(Required work)
Identify each line in the records below that contains the word "asioissa", and copy it.
--- Start Data for processing ---
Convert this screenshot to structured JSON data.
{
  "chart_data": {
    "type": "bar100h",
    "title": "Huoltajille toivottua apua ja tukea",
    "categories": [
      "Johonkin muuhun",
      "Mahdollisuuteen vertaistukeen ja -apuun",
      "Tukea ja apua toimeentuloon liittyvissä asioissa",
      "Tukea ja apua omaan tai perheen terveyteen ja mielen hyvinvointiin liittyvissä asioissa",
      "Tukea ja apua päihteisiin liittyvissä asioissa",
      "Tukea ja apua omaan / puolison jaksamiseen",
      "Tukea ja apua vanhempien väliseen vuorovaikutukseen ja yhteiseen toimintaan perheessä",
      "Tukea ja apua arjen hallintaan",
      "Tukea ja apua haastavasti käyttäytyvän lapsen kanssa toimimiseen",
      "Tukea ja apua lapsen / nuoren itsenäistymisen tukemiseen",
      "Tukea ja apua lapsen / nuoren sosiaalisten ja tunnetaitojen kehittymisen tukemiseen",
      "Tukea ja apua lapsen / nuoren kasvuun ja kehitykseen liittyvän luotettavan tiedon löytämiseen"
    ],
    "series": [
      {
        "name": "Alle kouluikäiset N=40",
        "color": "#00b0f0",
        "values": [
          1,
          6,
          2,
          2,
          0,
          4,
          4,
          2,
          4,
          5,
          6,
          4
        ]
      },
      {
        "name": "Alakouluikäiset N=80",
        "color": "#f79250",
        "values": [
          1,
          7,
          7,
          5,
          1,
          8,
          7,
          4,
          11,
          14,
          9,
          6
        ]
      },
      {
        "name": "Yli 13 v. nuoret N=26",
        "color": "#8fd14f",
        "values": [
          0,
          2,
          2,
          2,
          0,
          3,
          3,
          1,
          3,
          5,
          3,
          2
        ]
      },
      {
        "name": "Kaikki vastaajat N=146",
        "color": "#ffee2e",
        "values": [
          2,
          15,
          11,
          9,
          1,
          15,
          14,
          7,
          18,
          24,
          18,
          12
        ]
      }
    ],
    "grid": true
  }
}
--- End Data for processing ---
(Answer below)
      "Tukea ja apua toimeentuloon liittyvissä asioissa",
      "Tukea ja apua omaan tai perheen terveyteen ja mielen hyvinvointiin liittyvissä asioissa",
      "Tukea ja apua päihteisiin liittyvissä asioissa",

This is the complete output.